#### [DATA EXCERPTS]
····················

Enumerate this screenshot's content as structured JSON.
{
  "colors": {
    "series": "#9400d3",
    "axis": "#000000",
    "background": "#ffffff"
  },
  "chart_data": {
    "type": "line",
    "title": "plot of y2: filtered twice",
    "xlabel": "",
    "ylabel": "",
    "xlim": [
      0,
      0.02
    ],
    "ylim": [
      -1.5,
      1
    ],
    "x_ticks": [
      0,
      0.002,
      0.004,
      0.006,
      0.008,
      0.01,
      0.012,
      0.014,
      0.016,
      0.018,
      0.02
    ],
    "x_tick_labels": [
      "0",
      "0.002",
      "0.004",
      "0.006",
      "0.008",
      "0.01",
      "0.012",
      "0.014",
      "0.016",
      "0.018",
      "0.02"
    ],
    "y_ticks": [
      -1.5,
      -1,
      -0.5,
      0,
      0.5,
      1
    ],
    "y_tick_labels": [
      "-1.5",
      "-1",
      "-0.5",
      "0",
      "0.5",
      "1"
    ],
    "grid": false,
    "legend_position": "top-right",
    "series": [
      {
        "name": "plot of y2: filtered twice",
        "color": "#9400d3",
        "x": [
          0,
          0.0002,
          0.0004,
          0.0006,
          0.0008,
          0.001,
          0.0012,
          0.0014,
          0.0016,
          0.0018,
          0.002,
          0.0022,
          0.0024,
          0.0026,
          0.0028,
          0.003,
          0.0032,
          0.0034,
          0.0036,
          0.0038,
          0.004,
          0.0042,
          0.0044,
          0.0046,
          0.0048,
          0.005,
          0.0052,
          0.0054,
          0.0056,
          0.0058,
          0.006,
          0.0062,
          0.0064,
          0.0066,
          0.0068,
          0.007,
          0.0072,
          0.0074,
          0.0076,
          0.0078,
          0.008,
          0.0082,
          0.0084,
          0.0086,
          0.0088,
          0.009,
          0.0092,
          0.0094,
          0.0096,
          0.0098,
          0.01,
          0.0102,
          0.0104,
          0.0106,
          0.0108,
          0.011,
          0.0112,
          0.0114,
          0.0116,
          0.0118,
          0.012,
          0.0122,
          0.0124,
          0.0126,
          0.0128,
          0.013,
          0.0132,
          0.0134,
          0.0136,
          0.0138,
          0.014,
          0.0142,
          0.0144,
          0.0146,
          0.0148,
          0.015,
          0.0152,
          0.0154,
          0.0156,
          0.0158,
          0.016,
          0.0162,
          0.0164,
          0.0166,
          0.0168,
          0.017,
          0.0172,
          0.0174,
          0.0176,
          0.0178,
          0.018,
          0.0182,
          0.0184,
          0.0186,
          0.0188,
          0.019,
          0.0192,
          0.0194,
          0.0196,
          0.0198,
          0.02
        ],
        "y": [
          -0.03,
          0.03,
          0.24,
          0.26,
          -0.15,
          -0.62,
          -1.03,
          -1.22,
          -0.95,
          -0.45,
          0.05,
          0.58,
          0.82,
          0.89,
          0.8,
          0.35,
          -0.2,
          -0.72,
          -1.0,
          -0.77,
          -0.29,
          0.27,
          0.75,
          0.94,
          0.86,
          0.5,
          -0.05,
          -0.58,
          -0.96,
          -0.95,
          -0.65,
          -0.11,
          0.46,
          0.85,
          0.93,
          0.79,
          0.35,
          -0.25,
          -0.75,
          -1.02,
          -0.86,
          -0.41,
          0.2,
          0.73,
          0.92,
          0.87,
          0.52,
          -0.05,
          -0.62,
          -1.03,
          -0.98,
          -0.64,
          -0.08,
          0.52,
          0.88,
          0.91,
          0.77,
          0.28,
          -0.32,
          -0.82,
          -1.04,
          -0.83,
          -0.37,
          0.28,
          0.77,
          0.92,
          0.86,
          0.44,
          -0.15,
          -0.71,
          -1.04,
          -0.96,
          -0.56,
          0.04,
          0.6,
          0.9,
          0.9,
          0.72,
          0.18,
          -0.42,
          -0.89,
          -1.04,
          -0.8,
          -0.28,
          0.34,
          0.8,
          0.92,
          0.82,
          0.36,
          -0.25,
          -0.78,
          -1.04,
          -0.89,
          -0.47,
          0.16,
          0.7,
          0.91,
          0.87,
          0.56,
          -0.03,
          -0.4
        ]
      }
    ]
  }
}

····················

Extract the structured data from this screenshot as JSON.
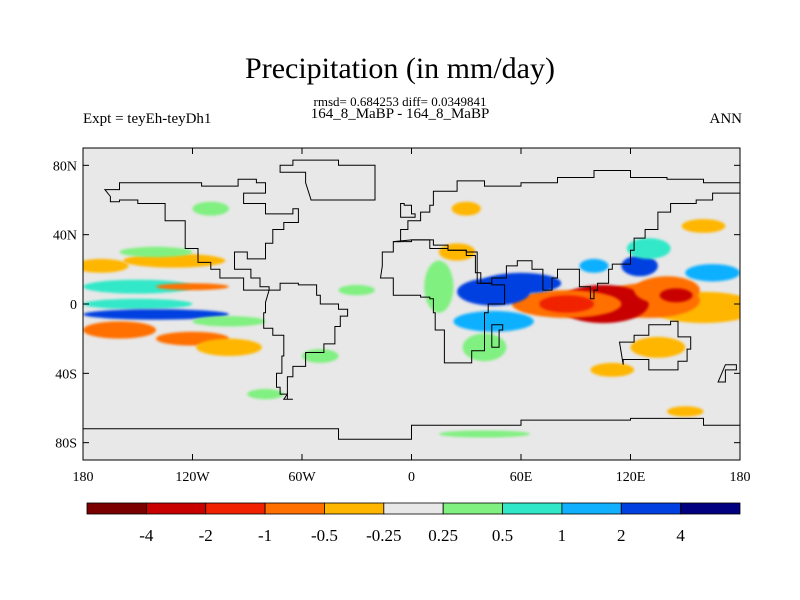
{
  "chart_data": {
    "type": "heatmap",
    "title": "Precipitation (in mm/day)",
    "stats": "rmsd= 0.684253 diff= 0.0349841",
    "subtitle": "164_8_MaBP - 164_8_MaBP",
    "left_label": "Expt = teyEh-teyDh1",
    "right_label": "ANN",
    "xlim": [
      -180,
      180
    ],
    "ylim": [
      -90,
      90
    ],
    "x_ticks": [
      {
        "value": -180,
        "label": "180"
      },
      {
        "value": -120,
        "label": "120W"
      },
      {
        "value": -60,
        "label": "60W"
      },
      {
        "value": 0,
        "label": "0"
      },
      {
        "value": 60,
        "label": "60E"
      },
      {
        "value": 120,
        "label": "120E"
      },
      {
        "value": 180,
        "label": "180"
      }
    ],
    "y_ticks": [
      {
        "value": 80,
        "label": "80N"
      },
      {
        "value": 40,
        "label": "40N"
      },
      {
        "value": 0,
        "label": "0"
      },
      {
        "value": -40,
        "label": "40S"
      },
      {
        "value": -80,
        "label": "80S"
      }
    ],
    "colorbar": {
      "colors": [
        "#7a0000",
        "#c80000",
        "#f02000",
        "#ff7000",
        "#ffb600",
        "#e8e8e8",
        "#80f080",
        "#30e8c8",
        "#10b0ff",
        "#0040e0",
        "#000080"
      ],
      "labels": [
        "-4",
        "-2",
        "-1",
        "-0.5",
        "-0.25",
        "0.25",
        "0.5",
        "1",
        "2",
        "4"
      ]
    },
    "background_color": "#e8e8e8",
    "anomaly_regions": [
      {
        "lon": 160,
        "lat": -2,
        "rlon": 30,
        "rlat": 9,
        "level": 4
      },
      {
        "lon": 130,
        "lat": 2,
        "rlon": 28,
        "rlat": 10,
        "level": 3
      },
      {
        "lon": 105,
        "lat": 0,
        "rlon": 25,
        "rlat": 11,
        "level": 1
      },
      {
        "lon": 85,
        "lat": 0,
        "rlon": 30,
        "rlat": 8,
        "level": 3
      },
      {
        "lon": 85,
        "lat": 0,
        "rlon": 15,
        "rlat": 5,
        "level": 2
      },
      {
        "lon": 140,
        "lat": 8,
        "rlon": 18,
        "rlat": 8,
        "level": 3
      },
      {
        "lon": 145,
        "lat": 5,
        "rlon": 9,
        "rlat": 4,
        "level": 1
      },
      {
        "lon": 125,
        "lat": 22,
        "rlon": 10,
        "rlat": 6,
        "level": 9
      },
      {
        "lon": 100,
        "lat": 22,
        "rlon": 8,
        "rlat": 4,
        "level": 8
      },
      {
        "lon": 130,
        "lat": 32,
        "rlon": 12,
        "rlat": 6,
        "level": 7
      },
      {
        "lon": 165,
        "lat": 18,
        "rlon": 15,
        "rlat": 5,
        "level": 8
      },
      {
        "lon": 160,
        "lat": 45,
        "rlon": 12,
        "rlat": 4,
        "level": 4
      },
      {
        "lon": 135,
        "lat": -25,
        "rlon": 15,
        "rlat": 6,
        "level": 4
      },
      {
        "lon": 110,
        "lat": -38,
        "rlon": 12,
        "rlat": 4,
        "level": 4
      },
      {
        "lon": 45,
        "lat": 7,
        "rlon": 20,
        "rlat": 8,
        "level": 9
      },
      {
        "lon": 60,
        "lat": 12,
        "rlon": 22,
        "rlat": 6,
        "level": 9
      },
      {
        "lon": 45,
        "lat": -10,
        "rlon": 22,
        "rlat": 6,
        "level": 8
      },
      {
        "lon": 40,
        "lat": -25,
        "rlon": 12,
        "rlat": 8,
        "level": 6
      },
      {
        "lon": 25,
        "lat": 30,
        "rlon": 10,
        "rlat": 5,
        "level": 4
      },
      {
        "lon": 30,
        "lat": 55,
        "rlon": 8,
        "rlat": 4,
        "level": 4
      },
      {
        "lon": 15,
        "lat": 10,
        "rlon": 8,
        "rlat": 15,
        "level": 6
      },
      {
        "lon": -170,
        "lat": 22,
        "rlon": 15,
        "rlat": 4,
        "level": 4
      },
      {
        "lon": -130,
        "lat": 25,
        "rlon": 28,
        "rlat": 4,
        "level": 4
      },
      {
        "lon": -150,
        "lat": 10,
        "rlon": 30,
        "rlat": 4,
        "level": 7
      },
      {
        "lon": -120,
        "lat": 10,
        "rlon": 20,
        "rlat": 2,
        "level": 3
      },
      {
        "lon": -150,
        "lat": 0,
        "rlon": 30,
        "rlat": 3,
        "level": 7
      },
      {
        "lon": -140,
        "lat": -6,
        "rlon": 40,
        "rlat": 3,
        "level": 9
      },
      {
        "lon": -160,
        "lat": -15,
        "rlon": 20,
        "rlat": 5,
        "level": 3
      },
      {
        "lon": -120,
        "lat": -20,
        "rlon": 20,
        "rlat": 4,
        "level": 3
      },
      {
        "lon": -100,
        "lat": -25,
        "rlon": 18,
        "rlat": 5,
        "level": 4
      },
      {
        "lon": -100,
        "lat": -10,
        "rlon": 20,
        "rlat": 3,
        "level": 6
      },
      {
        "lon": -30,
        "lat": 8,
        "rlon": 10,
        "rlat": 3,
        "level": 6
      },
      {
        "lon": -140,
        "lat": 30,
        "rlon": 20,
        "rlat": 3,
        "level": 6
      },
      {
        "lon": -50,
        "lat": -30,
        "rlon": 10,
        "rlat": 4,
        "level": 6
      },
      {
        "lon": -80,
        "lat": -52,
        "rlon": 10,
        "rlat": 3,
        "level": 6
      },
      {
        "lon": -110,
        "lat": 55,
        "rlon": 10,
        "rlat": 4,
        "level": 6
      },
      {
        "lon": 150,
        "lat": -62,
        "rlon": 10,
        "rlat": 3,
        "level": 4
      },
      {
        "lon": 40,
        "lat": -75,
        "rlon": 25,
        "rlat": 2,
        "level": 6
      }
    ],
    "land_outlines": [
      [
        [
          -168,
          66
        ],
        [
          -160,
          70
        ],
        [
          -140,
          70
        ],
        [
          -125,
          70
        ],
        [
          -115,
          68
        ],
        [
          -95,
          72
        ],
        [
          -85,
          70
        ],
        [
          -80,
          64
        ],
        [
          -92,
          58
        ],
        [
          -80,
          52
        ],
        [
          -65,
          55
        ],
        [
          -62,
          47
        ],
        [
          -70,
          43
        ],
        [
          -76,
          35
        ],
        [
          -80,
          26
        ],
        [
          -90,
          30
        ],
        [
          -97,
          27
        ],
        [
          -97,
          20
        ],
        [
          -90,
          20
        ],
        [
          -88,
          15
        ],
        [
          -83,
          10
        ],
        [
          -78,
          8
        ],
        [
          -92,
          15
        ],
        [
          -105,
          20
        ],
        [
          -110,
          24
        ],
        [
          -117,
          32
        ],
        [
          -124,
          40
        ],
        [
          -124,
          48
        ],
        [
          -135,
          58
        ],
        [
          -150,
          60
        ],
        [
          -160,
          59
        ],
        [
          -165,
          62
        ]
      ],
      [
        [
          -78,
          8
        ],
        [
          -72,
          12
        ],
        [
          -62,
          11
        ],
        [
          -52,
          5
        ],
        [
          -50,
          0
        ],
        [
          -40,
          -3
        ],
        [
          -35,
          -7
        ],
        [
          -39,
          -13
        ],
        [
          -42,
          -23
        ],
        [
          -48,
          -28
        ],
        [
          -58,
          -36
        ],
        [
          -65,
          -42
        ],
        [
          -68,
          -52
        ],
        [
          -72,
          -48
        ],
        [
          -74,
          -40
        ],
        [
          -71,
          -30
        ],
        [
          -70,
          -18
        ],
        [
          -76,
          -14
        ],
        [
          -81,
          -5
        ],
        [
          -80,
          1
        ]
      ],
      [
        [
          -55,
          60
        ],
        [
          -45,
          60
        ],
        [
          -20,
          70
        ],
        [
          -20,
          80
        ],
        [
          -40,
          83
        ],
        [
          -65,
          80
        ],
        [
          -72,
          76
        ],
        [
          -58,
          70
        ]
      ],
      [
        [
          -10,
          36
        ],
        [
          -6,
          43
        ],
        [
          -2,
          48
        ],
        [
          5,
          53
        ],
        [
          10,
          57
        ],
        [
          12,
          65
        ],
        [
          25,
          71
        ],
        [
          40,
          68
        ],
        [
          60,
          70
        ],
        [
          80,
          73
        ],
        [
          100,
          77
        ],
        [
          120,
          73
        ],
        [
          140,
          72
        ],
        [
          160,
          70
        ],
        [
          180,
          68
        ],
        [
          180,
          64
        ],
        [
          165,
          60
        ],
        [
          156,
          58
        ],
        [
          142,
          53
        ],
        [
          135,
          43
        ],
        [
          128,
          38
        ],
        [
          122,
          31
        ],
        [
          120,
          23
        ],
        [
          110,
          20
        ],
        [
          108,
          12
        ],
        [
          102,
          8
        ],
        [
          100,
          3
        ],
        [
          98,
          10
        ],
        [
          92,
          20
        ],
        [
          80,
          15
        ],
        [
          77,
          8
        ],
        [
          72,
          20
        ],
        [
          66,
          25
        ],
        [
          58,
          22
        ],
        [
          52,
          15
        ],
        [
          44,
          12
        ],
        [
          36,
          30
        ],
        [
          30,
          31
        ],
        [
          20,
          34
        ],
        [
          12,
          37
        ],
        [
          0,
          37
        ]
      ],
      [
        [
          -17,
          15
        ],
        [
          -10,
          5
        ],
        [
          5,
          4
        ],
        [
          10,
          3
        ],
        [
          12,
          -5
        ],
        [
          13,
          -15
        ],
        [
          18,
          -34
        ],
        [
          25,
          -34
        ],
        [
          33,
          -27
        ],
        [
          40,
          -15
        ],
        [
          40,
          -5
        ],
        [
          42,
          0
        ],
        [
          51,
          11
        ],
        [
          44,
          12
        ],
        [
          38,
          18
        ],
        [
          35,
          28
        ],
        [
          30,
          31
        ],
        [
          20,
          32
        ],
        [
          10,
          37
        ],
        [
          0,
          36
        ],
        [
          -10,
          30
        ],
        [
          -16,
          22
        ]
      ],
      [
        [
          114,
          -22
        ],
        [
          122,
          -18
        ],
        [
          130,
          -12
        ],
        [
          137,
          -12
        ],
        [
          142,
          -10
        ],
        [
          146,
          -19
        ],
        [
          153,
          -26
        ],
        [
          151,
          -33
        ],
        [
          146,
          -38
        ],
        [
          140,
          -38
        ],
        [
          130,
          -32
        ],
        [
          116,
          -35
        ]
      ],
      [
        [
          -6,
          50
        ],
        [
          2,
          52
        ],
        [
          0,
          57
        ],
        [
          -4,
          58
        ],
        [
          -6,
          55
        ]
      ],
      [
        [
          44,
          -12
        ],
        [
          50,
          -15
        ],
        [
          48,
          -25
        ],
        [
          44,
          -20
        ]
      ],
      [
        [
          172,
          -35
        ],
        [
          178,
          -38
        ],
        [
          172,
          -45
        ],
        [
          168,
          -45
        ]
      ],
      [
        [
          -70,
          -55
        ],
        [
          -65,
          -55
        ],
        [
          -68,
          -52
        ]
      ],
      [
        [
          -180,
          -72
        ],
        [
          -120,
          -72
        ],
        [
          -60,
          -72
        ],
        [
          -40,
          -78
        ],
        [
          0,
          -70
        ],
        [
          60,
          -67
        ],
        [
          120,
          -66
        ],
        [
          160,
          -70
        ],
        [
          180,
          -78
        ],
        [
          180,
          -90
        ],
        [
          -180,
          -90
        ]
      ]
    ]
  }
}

····················

#### [WHAT THE TASK ASKS]
Go through the material line by line. Show each line that contains the string "twice".

#### [REPLY]
    "title": "plot of y2: filtered twice",
        "name": "plot of y2: filtered twice",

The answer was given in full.